• Directive:
All records must be quoted exactly. Omit the pictures.

• Available records:
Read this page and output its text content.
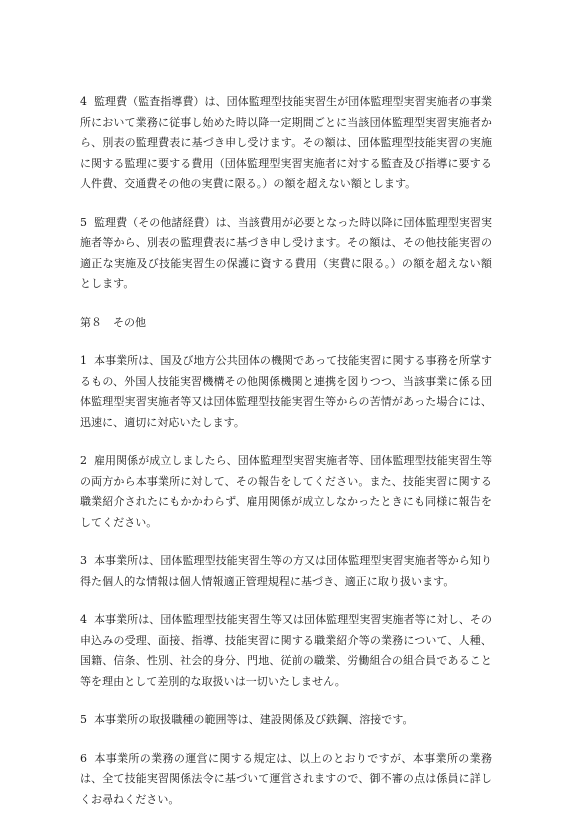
4 監理費（監査指導費）は、団体監理型技能実習生が団体監理型実習実施者の事業所において業務に従事し始めた時以降一定期間ごとに当該団体監理型実習実施者から、別表の監理費表に基づき申し受けます。その額は、団体監理型技能実習の実施に関する監理に要する費用（団体監理型実習実施者に対する監査及び指導に要する人件費、交通費その他の実費に限る。）の額を超えない額とします。

5 監理費（その他諸経費）は、当該費用が必要となった時以降に団体監理型実習実施者等から、別表の監理費表に基づき申し受けます。その額は、その他技能実習の適正な実施及び技能実習生の保護に資する費用（実費に限る。）の額を超えない額とします。

第８　その他

1 本事業所は、国及び地方公共団体の機関であって技能実習に関する事務を所掌するもの、外国人技能実習機構その他関係機関と連携を図りつつ、当該事業に係る団体監理型実習実施者等又は団体監理型技能実習生等からの苦情があった場合には、迅速に、適切に対応いたします。

2 雇用関係が成立しましたら、団体監理型実習実施者等、団体監理型技能実習生等の両方から本事業所に対して、その報告をしてください。また、技能実習に関する職業紹介されたにもかかわらず、雇用関係が成立しなかったときにも同様に報告をしてください。

3 本事業所は、団体監理型技能実習生等の方又は団体監理型実習実施者等から知り得た個人的な情報は個人情報適正管理規程に基づき、適正に取り扱います。

4 本事業所は、団体監理型技能実習生等又は団体監理型実習実施者等に対し、その申込みの受理、面接、指導、技能実習に関する職業紹介等の業務について、人種、国籍、信条、性別、社会的身分、門地、従前の職業、労働組合の組合員であること等を理由として差別的な取扱いは一切いたしません。

5 本事業所の取扱職種の範囲等は、建設関係及び鉄鋼、溶接です。

6 本事業所の業務の運営に関する規定は、以上のとおりですが、本事業所の業務は、全て技能実習関係法令に基づいて運営されますので、御不審の点は係員に詳しくお尋ねください。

• Exercise answer:
Read this page and output its text content.
4 監理費（監査指導費）は、団体監理型技能実習生が団体監理型実習実施者の事業所において業務に従事し始めた時以降一定期間ごとに当該団体監理型実習実施者から、別表の監理費表に基づき申し受けます。その額は、団体監理型技能実習の実施に関する監理に要する費用（団体監理型実習実施者に対する監査及び指導に要する人件費、交通費その他の実費に限る。）の額を超えない額とします。

5 監理費（その他諸経費）は、当該費用が必要となった時以降に団体監理型実習実施者等から、別表の監理費表に基づき申し受けます。その額は、その他技能実習の適正な実施及び技能実習生の保護に資する費用（実費に限る。）の額を超えない額とします。

第８　その他

1 本事業所は、国及び地方公共団体の機関であって技能実習に関する事務を所掌するもの、外国人技能実習機構その他関係機関と連携を図りつつ、当該事業に係る団体監理型実習実施者等又は団体監理型技能実習生等からの苦情があった場合には、迅速に、適切に対応いたします。

2 雇用関係が成立しましたら、団体監理型実習実施者等、団体監理型技能実習生等の両方から本事業所に対して、その報告をしてください。また、技能実習に関する職業紹介されたにもかかわらず、雇用関係が成立しなかったときにも同様に報告をしてください。

3 本事業所は、団体監理型技能実習生等の方又は団体監理型実習実施者等から知り得た個人的な情報は個人情報適正管理規程に基づき、適正に取り扱います。

4 本事業所は、団体監理型技能実習生等又は団体監理型実習実施者等に対し、その申込みの受理、面接、指導、技能実習に関する職業紹介等の業務について、人種、国籍、信条、性別、社会的身分、門地、従前の職業、労働組合の組合員であること等を理由として差別的な取扱いは一切いたしません。

5 本事業所の取扱職種の範囲等は、建設関係及び鉄鋼、溶接です。

6 本事業所の業務の運営に関する規定は、以上のとおりですが、本事業所の業務は、全て技能実習関係法令に基づいて運営されますので、御不審の点は係員に詳しくお尋ねください。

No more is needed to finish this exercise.